+++ Material supplied
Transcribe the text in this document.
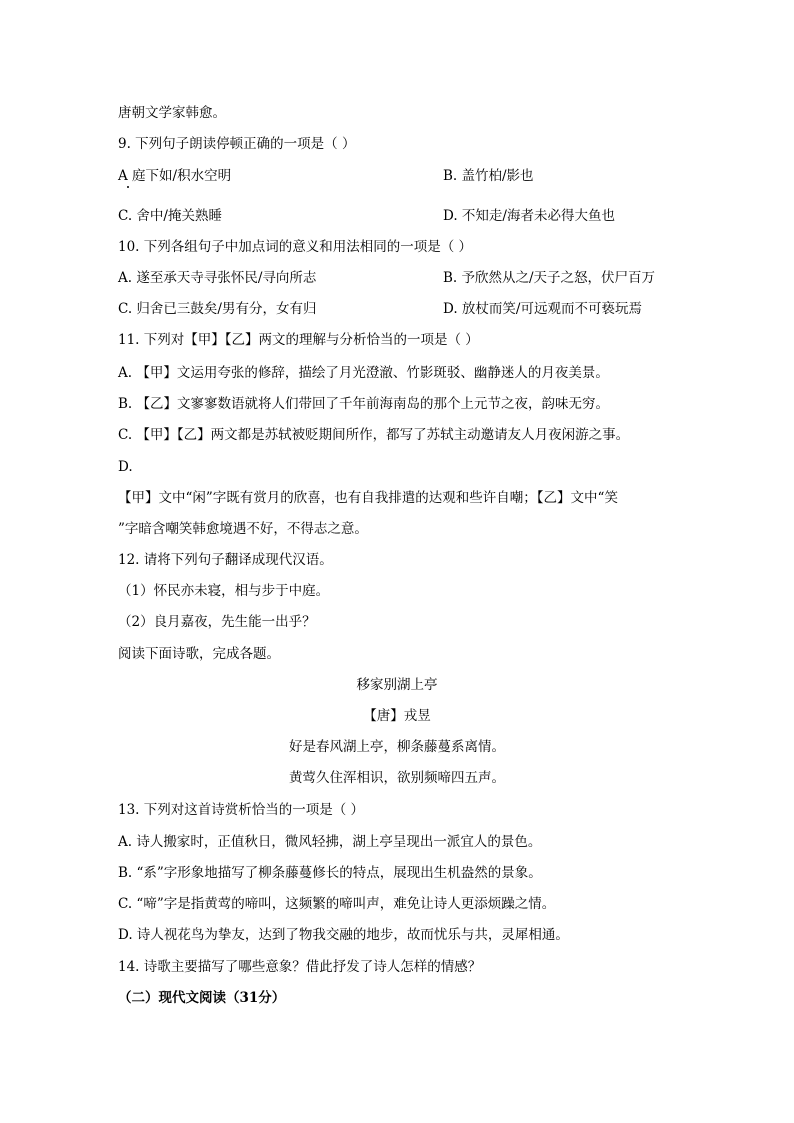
唐朝文学家韩愈。
9. 下列句子朗读停顿正确的一项是（ ）
A 庭下如/积水空明	B. 盖竹柏/影也
C. 舍中/掩关熟睡	D. 不知走/海者未必得大鱼也
10. 下列各组句子中加点词的意义和用法相同的一项是（ ）
A. 遂至承天寺寻张怀民/寻向所志	B. 予欣然从之/天子之怒，伏尸百万
C. 归舍已三鼓矣/男有分，女有归	D. 放杖而笑/可远观而不可亵玩焉
11. 下列对【甲】【乙】两文的理解与分析恰当的一项是（ ）
A. 【甲】文运用夸张的修辞，描绘了月光澄澈、竹影斑驳、幽静迷人的月夜美景。
B. 【乙】文寥寥数语就将人们带回了千年前海南岛的那个上元节之夜，韵味无穷。
C. 【甲】【乙】两文都是苏轼被贬期间所作，都写了苏轼主动邀请友人月夜闲游之事。
D.
【甲】文中“闲”字既有赏月的欣喜，也有自我排遣的达观和些许自嘲；【乙】文中“笑
”字暗含嘲笑韩愈境遇不好，不得志之意。
12. 请将下列句子翻译成现代汉语。
（1）怀民亦未寝，相与步于中庭。
（2）良月嘉夜，先生能一出乎？
阅读下面诗歌，完成各题。
移家别湖上亭
【唐】戎昱
好是春风湖上亭，柳条藤蔓系离情。
黄莺久住浑相识，欲别频啼四五声。
13. 下列对这首诗赏析恰当的一项是（ ）
A. 诗人搬家时，正值秋日，微风轻拂，湖上亭呈现出一派宜人的景色。
B. “系”字形象地描写了柳条藤蔓修长的特点，展现出生机盎然的景象。
C. “啼”字是指黄莺的啼叫，这频繁的啼叫声，难免让诗人更添烦躁之情。
D. 诗人视花鸟为挚友，达到了物我交融的地步，故而忧乐与共，灵犀相通。
14. 诗歌主要描写了哪些意象？借此抒发了诗人怎样的情感？
（二）现代文阅读（31分）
++++++
Give the entries again word for word, but skip the pictures.

▶ **Output for this task**:
Transcribe the text in this document.
唐朝文学家韩愈。
9. 下列句子朗读停顿正确的一项是（ ）
A 庭下如/积水空明	B. 盖竹柏/影也
C. 舍中/掩关熟睡	D. 不知走/海者未必得大鱼也
10. 下列各组句子中加点词的意义和用法相同的一项是（ ）
A. 遂至承天寺寻张怀民/寻向所志	B. 予欣然从之/天子之怒，伏尸百万
C. 归舍已三鼓矣/男有分，女有归	D. 放杖而笑/可远观而不可亵玩焉
11. 下列对【甲】【乙】两文的理解与分析恰当的一项是（ ）
A. 【甲】文运用夸张的修辞，描绘了月光澄澈、竹影斑驳、幽静迷人的月夜美景。
B. 【乙】文寥寥数语就将人们带回了千年前海南岛的那个上元节之夜，韵味无穷。
C. 【甲】【乙】两文都是苏轼被贬期间所作，都写了苏轼主动邀请友人月夜闲游之事。
D.
【甲】文中“闲”字既有赏月的欣喜，也有自我排遣的达观和些许自嘲；【乙】文中“笑
”字暗含嘲笑韩愈境遇不好，不得志之意。
12. 请将下列句子翻译成现代汉语。
（1）怀民亦未寝，相与步于中庭。
（2）良月嘉夜，先生能一出乎？
阅读下面诗歌，完成各题。
移家别湖上亭
【唐】戎昱
好是春风湖上亭，柳条藤蔓系离情。
黄莺久住浑相识，欲别频啼四五声。
13. 下列对这首诗赏析恰当的一项是（ ）
A. 诗人搬家时，正值秋日，微风轻拂，湖上亭呈现出一派宜人的景色。
B. “系”字形象地描写了柳条藤蔓修长的特点，展现出生机盎然的景象。
C. “啼”字是指黄莺的啼叫，这频繁的啼叫声，难免让诗人更添烦躁之情。
D. 诗人视花鸟为挚友，达到了物我交融的地步，故而忧乐与共，灵犀相通。
14. 诗歌主要描写了哪些意象？借此抒发了诗人怎样的情感？
（二）现代文阅读（31分）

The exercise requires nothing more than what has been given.